▶ **Recorded data**:
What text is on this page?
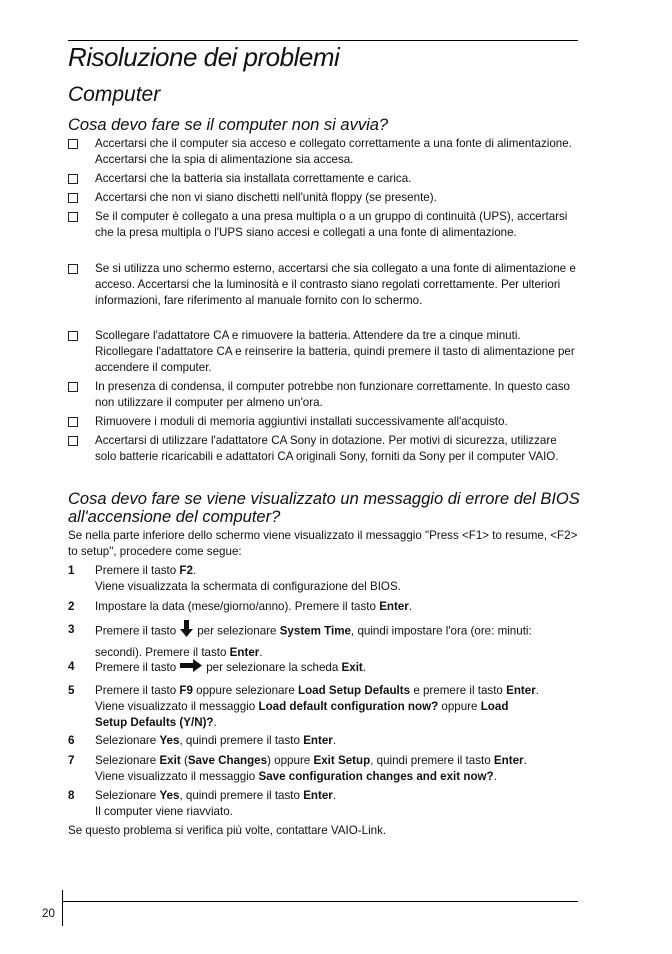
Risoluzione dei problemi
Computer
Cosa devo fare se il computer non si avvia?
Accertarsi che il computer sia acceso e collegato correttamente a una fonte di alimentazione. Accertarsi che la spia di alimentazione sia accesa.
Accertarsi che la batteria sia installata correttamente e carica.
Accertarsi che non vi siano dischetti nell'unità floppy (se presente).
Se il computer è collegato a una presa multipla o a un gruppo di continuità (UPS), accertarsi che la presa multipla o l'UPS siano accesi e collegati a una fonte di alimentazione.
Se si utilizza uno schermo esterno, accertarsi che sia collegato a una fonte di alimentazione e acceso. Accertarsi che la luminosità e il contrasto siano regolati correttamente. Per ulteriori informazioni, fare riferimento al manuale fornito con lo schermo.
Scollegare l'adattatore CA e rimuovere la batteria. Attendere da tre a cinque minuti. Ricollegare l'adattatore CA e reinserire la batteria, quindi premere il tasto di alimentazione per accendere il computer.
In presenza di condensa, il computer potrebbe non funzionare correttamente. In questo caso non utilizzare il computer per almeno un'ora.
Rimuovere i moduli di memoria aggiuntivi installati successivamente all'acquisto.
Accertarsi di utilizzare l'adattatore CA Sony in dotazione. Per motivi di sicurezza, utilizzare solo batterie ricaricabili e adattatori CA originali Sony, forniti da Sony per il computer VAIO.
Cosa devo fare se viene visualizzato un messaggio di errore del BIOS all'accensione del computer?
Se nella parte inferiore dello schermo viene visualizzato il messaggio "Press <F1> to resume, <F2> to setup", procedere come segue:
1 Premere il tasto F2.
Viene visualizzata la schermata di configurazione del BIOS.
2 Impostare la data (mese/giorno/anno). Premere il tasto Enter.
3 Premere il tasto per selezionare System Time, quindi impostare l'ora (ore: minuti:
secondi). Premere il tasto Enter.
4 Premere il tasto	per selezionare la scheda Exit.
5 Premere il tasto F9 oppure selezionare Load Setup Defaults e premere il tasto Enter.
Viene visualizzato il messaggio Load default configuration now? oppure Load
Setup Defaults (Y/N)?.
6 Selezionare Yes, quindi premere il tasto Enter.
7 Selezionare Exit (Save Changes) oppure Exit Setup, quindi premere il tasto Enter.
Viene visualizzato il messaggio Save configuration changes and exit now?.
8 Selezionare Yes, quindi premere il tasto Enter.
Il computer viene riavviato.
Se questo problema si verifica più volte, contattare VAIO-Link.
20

* * *

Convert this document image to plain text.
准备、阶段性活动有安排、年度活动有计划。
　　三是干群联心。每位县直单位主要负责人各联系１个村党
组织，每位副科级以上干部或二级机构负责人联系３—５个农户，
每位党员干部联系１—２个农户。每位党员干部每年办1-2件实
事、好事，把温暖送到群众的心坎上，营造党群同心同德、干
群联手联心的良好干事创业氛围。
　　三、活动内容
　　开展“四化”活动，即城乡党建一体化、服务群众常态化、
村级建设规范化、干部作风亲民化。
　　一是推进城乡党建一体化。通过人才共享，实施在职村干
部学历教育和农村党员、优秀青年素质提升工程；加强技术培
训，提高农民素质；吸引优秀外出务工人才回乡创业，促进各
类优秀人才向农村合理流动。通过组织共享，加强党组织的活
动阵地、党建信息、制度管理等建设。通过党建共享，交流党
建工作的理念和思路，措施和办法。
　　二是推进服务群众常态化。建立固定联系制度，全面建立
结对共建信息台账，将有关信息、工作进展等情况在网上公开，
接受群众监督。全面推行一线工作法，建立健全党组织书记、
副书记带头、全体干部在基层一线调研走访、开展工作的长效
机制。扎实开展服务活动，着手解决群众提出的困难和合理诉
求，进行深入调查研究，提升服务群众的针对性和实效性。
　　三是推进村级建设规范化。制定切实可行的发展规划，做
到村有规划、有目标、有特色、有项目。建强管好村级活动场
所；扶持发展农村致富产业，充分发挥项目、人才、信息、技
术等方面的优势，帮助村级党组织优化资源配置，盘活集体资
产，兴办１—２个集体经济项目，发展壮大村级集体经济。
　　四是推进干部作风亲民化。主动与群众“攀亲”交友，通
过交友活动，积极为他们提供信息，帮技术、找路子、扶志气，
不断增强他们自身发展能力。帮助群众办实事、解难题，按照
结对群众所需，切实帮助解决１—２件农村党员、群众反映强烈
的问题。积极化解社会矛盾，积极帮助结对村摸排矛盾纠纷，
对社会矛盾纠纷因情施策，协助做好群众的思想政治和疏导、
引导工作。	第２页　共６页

▶ **What needs to be done**:
Locate each line with the word "devo" and copy it.

▶ **Result of the exercise**:
Cosa devo fare se il computer non si avvia?
Cosa devo fare se viene visualizzato un messaggio di errore del BIOS all'accensione del computer?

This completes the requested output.